Texte proposé
◇ ◇ ◇ ◇

Il gouaille les familles des «chéquards», le député satisfait et glorieux, le parvenu, celui qui, s’adressant à une famille de hères, assis sur un talus le long de la route, descendu de son coupé à deux chevaux, pour solliciter la voix de ses électeurs, insinue: Vos besoins sont les miens, vos aspirations sont les miennes! Je sais que vous ne voulez pas d’une Constitution calquée sur l’Orléanisme...
Forain se contente de hausser les épaules: geste le plus raisonnable qu’un être avisé se permette en regardant devant lui. S’il y a quelque âpreté dans son ironie, c’est celle du vieux Français, de tempérament toujours un peu cruel et batailleur.
A l’adresse des habiles et des utopistes, qui promettent à la foule des miséreux l’entrée prochaine dans une sorte d’Eden terrestre, pour les détourner de la réalité: «Mais, monsieur le député, Charles X a dit tout cela à mon père...»—Les élections municipales.—L’éloquence parlementaire.—Les nouveaux ministres: «Vétéran de la démocratie, je viens humblement, monsieur le ministre, solliciter...»

◇ ◇ ◇ ◇

Lignes fournies
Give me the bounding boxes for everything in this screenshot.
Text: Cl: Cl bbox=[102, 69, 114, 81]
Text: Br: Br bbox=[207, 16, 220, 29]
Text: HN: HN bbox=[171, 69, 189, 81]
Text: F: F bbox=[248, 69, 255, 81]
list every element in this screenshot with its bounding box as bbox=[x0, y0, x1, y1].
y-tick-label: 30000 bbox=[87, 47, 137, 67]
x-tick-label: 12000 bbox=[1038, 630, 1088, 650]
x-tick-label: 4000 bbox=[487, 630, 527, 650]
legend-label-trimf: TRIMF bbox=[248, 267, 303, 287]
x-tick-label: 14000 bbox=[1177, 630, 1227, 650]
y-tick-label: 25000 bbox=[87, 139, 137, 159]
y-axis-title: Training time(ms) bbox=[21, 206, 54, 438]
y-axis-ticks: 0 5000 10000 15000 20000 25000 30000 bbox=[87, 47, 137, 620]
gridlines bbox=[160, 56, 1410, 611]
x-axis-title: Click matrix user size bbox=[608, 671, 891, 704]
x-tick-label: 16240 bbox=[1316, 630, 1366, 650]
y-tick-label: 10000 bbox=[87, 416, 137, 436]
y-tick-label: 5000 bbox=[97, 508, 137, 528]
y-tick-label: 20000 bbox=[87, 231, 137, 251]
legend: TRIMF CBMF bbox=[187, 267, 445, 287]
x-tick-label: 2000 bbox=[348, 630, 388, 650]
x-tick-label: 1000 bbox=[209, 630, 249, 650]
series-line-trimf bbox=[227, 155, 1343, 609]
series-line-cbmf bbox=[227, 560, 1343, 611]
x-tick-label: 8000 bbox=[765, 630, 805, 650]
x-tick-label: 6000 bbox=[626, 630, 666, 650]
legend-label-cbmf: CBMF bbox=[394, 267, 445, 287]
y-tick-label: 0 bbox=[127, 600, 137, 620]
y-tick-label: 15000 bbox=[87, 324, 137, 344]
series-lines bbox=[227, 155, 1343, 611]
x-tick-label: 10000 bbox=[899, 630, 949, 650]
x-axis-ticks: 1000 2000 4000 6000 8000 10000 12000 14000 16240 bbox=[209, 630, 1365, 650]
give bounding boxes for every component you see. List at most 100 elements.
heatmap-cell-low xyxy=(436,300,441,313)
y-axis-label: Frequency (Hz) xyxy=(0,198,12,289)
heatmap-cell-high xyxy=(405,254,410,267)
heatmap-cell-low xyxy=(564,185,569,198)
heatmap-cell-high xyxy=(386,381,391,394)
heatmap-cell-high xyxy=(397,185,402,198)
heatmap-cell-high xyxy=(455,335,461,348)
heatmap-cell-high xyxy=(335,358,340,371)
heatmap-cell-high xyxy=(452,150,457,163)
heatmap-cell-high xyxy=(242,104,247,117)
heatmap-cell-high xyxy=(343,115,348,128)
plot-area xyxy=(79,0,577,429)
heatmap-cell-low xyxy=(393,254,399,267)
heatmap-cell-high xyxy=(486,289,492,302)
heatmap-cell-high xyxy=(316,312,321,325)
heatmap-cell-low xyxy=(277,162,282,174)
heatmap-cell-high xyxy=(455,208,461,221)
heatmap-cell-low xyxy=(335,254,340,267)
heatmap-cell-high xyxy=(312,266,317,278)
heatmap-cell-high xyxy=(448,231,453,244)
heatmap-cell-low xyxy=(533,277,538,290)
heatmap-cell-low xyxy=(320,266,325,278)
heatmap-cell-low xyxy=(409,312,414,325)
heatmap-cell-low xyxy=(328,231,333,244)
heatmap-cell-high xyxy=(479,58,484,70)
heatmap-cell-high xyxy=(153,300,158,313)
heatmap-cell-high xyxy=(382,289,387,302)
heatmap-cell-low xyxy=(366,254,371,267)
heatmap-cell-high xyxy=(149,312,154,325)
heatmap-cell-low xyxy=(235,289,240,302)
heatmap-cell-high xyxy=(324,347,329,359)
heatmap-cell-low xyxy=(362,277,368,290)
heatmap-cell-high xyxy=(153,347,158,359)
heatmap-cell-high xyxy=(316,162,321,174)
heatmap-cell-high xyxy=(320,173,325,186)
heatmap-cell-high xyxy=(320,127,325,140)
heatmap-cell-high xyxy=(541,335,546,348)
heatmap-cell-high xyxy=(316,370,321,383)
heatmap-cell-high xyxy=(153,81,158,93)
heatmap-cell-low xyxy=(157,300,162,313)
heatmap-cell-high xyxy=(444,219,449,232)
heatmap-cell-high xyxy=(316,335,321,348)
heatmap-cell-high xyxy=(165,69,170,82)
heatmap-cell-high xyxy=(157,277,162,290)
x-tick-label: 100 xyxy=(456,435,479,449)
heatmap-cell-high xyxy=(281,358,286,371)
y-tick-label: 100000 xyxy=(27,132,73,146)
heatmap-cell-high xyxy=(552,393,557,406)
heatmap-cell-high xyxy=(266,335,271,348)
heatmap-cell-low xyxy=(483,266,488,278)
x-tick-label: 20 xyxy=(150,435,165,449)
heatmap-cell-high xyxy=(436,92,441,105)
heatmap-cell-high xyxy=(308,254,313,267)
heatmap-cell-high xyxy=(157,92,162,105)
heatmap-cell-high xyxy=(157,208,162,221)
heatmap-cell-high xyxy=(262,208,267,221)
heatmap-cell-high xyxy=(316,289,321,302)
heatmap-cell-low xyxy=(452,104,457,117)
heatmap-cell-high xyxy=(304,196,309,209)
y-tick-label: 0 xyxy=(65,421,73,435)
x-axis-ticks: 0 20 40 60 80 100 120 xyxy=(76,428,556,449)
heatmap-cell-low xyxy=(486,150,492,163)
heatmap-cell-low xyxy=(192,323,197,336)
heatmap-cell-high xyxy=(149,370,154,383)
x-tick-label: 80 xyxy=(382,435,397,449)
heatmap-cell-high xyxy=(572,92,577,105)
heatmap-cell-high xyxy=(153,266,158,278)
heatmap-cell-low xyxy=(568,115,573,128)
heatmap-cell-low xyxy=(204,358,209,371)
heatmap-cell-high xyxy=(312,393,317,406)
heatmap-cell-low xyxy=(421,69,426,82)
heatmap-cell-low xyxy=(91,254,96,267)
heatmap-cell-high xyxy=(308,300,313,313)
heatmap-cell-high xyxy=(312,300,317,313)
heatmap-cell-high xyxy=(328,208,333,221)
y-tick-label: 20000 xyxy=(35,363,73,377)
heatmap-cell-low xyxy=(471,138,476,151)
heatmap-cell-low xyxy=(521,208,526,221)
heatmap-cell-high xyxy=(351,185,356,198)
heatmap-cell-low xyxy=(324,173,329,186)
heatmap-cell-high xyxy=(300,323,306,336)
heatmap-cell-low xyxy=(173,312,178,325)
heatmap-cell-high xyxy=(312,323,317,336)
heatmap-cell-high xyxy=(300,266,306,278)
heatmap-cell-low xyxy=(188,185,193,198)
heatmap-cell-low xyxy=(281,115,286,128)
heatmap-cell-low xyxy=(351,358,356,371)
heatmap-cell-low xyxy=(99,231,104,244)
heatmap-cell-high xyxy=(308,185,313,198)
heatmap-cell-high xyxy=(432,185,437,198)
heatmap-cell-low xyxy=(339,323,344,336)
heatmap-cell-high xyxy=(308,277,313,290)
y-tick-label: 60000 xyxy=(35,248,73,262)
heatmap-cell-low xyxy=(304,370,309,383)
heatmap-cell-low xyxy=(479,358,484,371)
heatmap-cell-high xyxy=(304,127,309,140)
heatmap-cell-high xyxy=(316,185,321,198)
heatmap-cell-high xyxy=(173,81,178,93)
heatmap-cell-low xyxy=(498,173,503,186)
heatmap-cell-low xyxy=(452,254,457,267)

◇ ◇ ◇ ◇

Consigne
Prolongez le passage consacré à la satire politique de Forain en reprenant juste après sa dernière phrase.

Réponse
Sous Casimir-Périer. Une gentille petite République console un rude travailleur, mécontent: «Que veux-tu que j’t’dise?... C’est fait. Mais avoue toi-même que Brisson n’aurait pas été rigolo». La même dit au président Périer: «J’ai eu très peur, on m’avait dit que vous étiez du Jockey-Club».
«Le panmuflisme», écrit Forain, dégoûté de certaines bêtises... puis il passe. Dans cette série de Doux Pays (décembre 1894), nous entendîmes un premier écho de l’affaire Dreyfus. C’est un Alsacien à la frontière, qui, avec ses deux bébés, regarde arriver des militaires français; il leur crie: «Bravo!»
Sous Félix Faure. Le président dit à son valet de chambre: «Allez me chercher le tailleur de M. Carnot». Sur le retour de Rochefort: des gardiens de la paix, maintenant une foule grelottante, présentent de gros bouquets pour l’écrivain populaire. «Parlez plus bas, monsieur le député: mes hommes ne votent pas».
«Mon cher ministre, un électeur a été provoqué par la vue d’un prêtre en uniforme. Aussi, comme le député est vénérable de notre loge, je vous demande les palmes pour ce courageux citoyen».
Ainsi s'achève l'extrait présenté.